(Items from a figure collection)
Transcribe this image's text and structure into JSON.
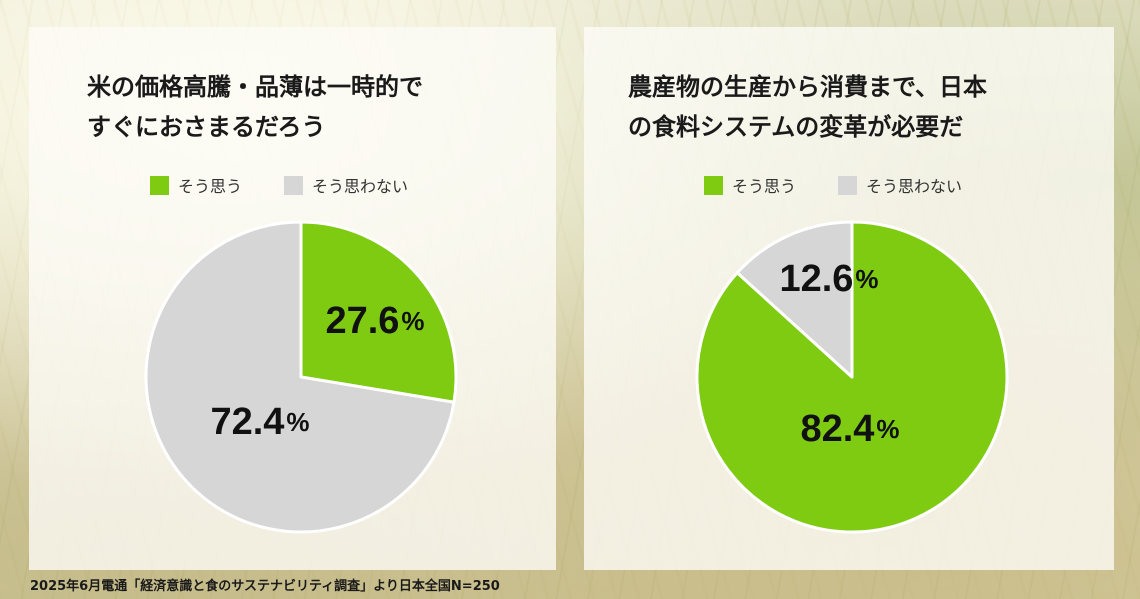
{
  "colors": {
    "yes": "#7ecb12",
    "no": "#d6d6d6",
    "slice_border": "#ffffff"
  },
  "legend": {
    "yes": "そう思う",
    "no": "そう思わない"
  },
  "percent_sign": "%",
  "footer": "2025年6月電通「経済意識と食のサステナビリティ調査」より日本全国N=250",
  "chart_data": [
    {
      "type": "pie",
      "title_lines": [
        "米の価格高騰・品薄は一時的で",
        "すぐにおさまるだろう"
      ],
      "legend": [
        "そう思う",
        "そう思わない"
      ],
      "slices": [
        {
          "label": "そう思う",
          "value": 27.6,
          "display": "27.6",
          "color": "#7ecb12"
        },
        {
          "label": "そう思わない",
          "value": 72.4,
          "display": "72.4",
          "color": "#d6d6d6"
        }
      ]
    },
    {
      "type": "pie",
      "title_lines": [
        "農産物の生産から消費まで、日本",
        "の食料システムの変革が必要だ"
      ],
      "legend": [
        "そう思う",
        "そう思わない"
      ],
      "slices": [
        {
          "label": "そう思う",
          "value": 82.4,
          "display": "82.4",
          "color": "#7ecb12"
        },
        {
          "label": "そう思わない",
          "value": 12.6,
          "display": "12.6",
          "color": "#d6d6d6"
        }
      ]
    }
  ]
}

• **What you need to do**:
Leave out the pictures and print each record exactly as it stands.

• **Output below**:
Transcribe this image's text and structure into JSON.
{
  "colors": {
    "yes": "#7ecb12",
    "no": "#d6d6d6",
    "slice_border": "#ffffff"
  },
  "legend": {
    "yes": "そう思う",
    "no": "そう思わない"
  },
  "percent_sign": "%",
  "footer": "2025年6月電通「経済意識と食のサステナビリティ調査」より日本全国N=250",
  "chart_data": [
    {
      "type": "pie",
      "title_lines": [
        "米の価格高騰・品薄は一時的で",
        "すぐにおさまるだろう"
      ],
      "legend": [
        "そう思う",
        "そう思わない"
      ],
      "slices": [
        {
          "label": "そう思う",
          "value": 27.6,
          "display": "27.6",
          "color": "#7ecb12"
        },
        {
          "label": "そう思わない",
          "value": 72.4,
          "display": "72.4",
          "color": "#d6d6d6"
        }
      ]
    },
    {
      "type": "pie",
      "title_lines": [
        "農産物の生産から消費まで、日本",
        "の食料システムの変革が必要だ"
      ],
      "legend": [
        "そう思う",
        "そう思わない"
      ],
      "slices": [
        {
          "label": "そう思う",
          "value": 82.4,
          "display": "82.4",
          "color": "#7ecb12"
        },
        {
          "label": "そう思わない",
          "value": 12.6,
          "display": "12.6",
          "color": "#d6d6d6"
        }
      ]
    }
  ]
}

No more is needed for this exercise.